Exercise prompt:
Nothing in the data should change when you return it, but leave the pictures out.

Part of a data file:
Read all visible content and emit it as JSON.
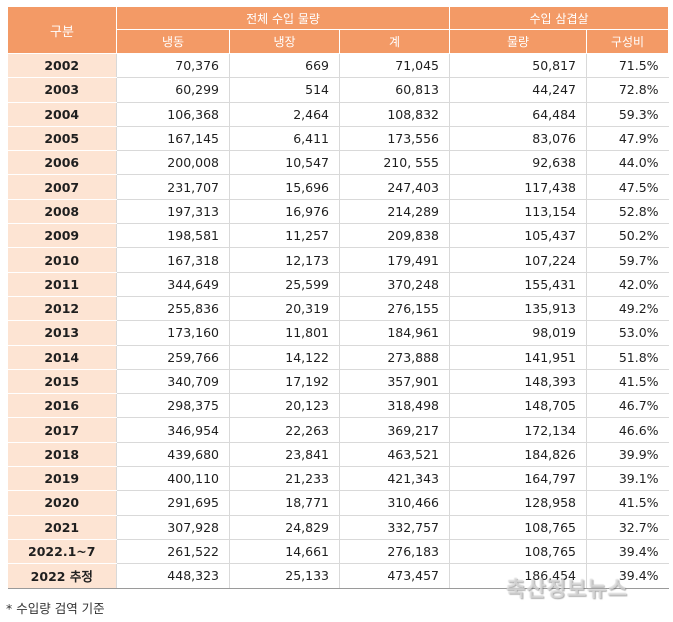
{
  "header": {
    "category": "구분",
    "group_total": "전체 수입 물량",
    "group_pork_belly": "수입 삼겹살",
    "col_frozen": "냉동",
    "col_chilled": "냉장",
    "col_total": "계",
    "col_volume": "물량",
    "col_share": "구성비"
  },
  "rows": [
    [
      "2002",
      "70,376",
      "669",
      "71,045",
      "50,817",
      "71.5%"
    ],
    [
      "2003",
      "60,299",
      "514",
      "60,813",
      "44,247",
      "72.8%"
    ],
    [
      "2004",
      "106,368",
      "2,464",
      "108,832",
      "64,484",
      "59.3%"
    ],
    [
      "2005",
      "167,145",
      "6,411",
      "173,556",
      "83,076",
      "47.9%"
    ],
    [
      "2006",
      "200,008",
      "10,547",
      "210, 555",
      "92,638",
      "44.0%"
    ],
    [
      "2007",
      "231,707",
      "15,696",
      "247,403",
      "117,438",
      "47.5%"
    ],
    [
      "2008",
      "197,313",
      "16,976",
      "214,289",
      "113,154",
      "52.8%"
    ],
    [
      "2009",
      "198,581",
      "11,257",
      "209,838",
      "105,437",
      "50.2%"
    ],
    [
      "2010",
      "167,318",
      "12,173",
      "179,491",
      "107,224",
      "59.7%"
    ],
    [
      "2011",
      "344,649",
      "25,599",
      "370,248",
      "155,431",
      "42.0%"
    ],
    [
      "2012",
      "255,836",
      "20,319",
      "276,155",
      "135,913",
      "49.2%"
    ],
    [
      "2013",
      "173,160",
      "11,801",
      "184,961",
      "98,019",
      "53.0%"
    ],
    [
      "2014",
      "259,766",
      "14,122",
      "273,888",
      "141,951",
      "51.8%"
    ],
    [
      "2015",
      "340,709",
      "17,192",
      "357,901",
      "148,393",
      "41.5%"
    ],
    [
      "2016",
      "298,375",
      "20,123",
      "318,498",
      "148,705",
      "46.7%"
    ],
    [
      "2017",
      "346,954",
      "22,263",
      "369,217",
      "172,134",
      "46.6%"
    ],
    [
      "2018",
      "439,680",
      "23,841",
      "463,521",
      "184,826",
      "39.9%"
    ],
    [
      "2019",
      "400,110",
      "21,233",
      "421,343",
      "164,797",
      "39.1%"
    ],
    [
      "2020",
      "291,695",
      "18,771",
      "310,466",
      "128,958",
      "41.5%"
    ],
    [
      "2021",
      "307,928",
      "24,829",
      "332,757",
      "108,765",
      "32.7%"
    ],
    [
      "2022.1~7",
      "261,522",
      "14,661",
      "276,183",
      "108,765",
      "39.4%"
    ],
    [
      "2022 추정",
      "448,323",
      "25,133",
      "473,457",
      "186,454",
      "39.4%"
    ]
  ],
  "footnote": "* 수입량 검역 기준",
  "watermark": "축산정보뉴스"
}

Solution to the exercise:
Read all visible content and emit it as JSON.
{
  "header": {
    "category": "구분",
    "group_total": "전체 수입 물량",
    "group_pork_belly": "수입 삼겹살",
    "col_frozen": "냉동",
    "col_chilled": "냉장",
    "col_total": "계",
    "col_volume": "물량",
    "col_share": "구성비"
  },
  "rows": [
    [
      "2002",
      "70,376",
      "669",
      "71,045",
      "50,817",
      "71.5%"
    ],
    [
      "2003",
      "60,299",
      "514",
      "60,813",
      "44,247",
      "72.8%"
    ],
    [
      "2004",
      "106,368",
      "2,464",
      "108,832",
      "64,484",
      "59.3%"
    ],
    [
      "2005",
      "167,145",
      "6,411",
      "173,556",
      "83,076",
      "47.9%"
    ],
    [
      "2006",
      "200,008",
      "10,547",
      "210, 555",
      "92,638",
      "44.0%"
    ],
    [
      "2007",
      "231,707",
      "15,696",
      "247,403",
      "117,438",
      "47.5%"
    ],
    [
      "2008",
      "197,313",
      "16,976",
      "214,289",
      "113,154",
      "52.8%"
    ],
    [
      "2009",
      "198,581",
      "11,257",
      "209,838",
      "105,437",
      "50.2%"
    ],
    [
      "2010",
      "167,318",
      "12,173",
      "179,491",
      "107,224",
      "59.7%"
    ],
    [
      "2011",
      "344,649",
      "25,599",
      "370,248",
      "155,431",
      "42.0%"
    ],
    [
      "2012",
      "255,836",
      "20,319",
      "276,155",
      "135,913",
      "49.2%"
    ],
    [
      "2013",
      "173,160",
      "11,801",
      "184,961",
      "98,019",
      "53.0%"
    ],
    [
      "2014",
      "259,766",
      "14,122",
      "273,888",
      "141,951",
      "51.8%"
    ],
    [
      "2015",
      "340,709",
      "17,192",
      "357,901",
      "148,393",
      "41.5%"
    ],
    [
      "2016",
      "298,375",
      "20,123",
      "318,498",
      "148,705",
      "46.7%"
    ],
    [
      "2017",
      "346,954",
      "22,263",
      "369,217",
      "172,134",
      "46.6%"
    ],
    [
      "2018",
      "439,680",
      "23,841",
      "463,521",
      "184,826",
      "39.9%"
    ],
    [
      "2019",
      "400,110",
      "21,233",
      "421,343",
      "164,797",
      "39.1%"
    ],
    [
      "2020",
      "291,695",
      "18,771",
      "310,466",
      "128,958",
      "41.5%"
    ],
    [
      "2021",
      "307,928",
      "24,829",
      "332,757",
      "108,765",
      "32.7%"
    ],
    [
      "2022.1~7",
      "261,522",
      "14,661",
      "276,183",
      "108,765",
      "39.4%"
    ],
    [
      "2022 추정",
      "448,323",
      "25,133",
      "473,457",
      "186,454",
      "39.4%"
    ]
  ],
  "footnote": "* 수입량 검역 기준",
  "watermark": "축산정보뉴스"
}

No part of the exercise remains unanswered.